Labeled box records
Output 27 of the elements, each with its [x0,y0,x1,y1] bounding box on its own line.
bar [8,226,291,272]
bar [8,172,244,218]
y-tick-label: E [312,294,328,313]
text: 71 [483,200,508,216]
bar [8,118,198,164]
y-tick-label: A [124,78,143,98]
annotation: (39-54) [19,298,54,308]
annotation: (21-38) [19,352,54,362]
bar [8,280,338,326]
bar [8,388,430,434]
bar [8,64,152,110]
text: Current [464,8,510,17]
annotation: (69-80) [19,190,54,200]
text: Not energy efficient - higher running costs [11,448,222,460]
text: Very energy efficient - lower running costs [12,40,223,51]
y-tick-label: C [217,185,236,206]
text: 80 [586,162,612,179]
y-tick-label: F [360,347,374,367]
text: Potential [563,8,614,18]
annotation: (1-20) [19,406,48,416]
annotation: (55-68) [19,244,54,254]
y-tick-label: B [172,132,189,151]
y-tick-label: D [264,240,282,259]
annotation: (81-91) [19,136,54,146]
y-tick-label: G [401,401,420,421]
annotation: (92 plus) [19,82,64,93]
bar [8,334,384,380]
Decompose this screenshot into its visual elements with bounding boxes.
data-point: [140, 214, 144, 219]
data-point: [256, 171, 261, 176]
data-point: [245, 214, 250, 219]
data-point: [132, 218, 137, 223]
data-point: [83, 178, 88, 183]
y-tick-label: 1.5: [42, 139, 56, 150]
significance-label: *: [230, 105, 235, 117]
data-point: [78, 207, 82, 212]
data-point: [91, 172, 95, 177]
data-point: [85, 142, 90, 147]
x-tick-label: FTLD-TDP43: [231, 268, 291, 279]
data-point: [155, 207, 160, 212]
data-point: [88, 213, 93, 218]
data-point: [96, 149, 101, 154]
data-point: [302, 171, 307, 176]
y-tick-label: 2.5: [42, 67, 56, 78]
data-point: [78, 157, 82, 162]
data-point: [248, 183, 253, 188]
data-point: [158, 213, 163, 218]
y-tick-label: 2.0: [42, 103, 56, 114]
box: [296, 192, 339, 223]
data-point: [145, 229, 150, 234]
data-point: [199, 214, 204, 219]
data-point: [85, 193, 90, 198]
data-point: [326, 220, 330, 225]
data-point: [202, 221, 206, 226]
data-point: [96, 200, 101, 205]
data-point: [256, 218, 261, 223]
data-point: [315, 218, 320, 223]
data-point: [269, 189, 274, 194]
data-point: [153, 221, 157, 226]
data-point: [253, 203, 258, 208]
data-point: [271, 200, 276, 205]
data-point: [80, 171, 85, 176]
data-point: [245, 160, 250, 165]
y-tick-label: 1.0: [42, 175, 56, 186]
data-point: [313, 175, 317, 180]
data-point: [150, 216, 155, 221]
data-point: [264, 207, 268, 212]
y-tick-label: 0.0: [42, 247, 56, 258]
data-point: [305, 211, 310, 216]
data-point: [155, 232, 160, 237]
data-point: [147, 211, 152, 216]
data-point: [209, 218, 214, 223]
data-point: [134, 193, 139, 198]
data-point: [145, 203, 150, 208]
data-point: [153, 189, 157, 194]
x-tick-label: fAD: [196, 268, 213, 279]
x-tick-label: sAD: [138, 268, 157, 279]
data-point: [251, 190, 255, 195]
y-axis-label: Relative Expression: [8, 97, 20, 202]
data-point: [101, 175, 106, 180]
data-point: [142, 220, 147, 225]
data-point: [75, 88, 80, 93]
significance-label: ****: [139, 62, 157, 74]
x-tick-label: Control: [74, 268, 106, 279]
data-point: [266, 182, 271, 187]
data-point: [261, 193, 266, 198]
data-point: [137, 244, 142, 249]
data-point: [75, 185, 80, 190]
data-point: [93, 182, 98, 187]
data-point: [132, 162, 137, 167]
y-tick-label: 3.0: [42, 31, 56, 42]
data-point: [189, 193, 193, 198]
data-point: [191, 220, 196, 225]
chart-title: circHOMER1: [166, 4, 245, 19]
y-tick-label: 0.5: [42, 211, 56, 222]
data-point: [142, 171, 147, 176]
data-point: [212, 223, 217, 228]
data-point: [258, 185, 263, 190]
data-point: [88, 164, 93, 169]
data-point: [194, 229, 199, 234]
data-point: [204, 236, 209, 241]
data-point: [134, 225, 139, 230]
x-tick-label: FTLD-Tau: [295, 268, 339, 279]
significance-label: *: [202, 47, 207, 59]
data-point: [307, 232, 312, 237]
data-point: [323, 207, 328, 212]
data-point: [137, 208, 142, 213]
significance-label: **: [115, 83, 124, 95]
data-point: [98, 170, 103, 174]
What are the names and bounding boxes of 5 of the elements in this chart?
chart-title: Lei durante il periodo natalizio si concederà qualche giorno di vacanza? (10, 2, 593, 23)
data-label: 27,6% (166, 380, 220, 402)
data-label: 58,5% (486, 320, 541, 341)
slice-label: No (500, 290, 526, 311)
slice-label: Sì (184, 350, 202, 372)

* [PROBLEM REQUIREMENTS]: Reproduce the entries starting at their beginning and ending with the line that contains "y-tick-label: D [264,240,282,259]", substituting "operating costs" for every occurrence of "running costs" and leaving everything else unchanged.

* [SOLUTION FOR THIS PROBLEM]:
Output 27 of the elements, each with its [x0,y0,x1,y1] bounding box on its own line.
bar [8,226,291,272]
bar [8,172,244,218]
y-tick-label: E [312,294,328,313]
text: 71 [483,200,508,216]
bar [8,118,198,164]
y-tick-label: A [124,78,143,98]
annotation: (39-54) [19,298,54,308]
annotation: (21-38) [19,352,54,362]
bar [8,280,338,326]
bar [8,388,430,434]
bar [8,64,152,110]
text: Current [464,8,510,17]
annotation: (69-80) [19,190,54,200]
text: Not energy efficient - higher operating costs [11,448,222,460]
text: Very energy efficient - lower operating costs [12,40,223,51]
y-tick-label: C [217,185,236,206]
text: 80 [586,162,612,179]
y-tick-label: F [360,347,374,367]
text: Potential [563,8,614,18]
annotation: (1-20) [19,406,48,416]
annotation: (55-68) [19,244,54,254]
y-tick-label: B [172,132,189,151]
y-tick-label: D [264,240,282,259]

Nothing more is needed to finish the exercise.